Records provided:
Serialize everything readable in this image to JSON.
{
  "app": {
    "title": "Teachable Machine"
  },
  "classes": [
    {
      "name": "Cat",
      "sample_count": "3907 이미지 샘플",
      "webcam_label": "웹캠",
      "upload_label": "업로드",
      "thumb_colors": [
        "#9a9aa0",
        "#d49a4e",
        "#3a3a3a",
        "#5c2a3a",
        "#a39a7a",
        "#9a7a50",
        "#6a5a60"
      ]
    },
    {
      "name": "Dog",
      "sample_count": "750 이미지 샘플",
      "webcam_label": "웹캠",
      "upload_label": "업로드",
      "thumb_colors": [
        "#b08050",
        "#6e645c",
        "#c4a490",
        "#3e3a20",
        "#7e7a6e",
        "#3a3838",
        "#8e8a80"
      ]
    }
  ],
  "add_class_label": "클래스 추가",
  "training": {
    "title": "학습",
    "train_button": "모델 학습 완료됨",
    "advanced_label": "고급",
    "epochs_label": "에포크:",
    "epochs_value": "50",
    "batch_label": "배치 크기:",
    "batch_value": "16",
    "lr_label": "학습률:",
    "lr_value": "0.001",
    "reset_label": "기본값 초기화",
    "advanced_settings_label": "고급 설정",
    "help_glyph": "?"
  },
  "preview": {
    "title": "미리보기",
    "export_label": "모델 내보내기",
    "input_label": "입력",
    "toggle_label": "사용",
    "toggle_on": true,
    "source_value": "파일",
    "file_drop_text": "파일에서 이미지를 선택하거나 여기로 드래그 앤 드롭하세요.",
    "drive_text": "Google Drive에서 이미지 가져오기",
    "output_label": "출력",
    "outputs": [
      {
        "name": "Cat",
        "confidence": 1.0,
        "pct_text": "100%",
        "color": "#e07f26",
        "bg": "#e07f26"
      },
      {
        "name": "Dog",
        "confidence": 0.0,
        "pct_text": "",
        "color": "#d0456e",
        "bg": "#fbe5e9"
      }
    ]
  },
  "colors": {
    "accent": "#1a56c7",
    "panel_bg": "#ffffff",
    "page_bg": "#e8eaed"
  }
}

Task prompt: Reproduce each line verbatim.

Written answer:
Serialize everything readable in this image to JSON.
{
  "app": {
    "title": "Teachable Machine"
  },
  "classes": [
    {
      "name": "Cat",
      "sample_count": "3907 이미지 샘플",
      "webcam_label": "웹캠",
      "upload_label": "업로드",
      "thumb_colors": [
        "#9a9aa0",
        "#d49a4e",
        "#3a3a3a",
        "#5c2a3a",
        "#a39a7a",
        "#9a7a50",
        "#6a5a60"
      ]
    },
    {
      "name": "Dog",
      "sample_count": "750 이미지 샘플",
      "webcam_label": "웹캠",
      "upload_label": "업로드",
      "thumb_colors": [
        "#b08050",
        "#6e645c",
        "#c4a490",
        "#3e3a20",
        "#7e7a6e",
        "#3a3838",
        "#8e8a80"
      ]
    }
  ],
  "add_class_label": "클래스 추가",
  "training": {
    "title": "학습",
    "train_button": "모델 학습 완료됨",
    "advanced_label": "고급",
    "epochs_label": "에포크:",
    "epochs_value": "50",
    "batch_label": "배치 크기:",
    "batch_value": "16",
    "lr_label": "학습률:",
    "lr_value": "0.001",
    "reset_label": "기본값 초기화",
    "advanced_settings_label": "고급 설정",
    "help_glyph": "?"
  },
  "preview": {
    "title": "미리보기",
    "export_label": "모델 내보내기",
    "input_label": "입력",
    "toggle_label": "사용",
    "toggle_on": true,
    "source_value": "파일",
    "file_drop_text": "파일에서 이미지를 선택하거나 여기로 드래그 앤 드롭하세요.",
    "drive_text": "Google Drive에서 이미지 가져오기",
    "output_label": "출력",
    "outputs": [
      {
        "name": "Cat",
        "confidence": 1.0,
        "pct_text": "100%",
        "color": "#e07f26",
        "bg": "#e07f26"
      },
      {
        "name": "Dog",
        "confidence": 0.0,
        "pct_text": "",
        "color": "#d0456e",
        "bg": "#fbe5e9"
      }
    ]
  },
  "colors": {
    "accent": "#1a56c7",
    "panel_bg": "#ffffff",
    "page_bg": "#e8eaed"
  }
}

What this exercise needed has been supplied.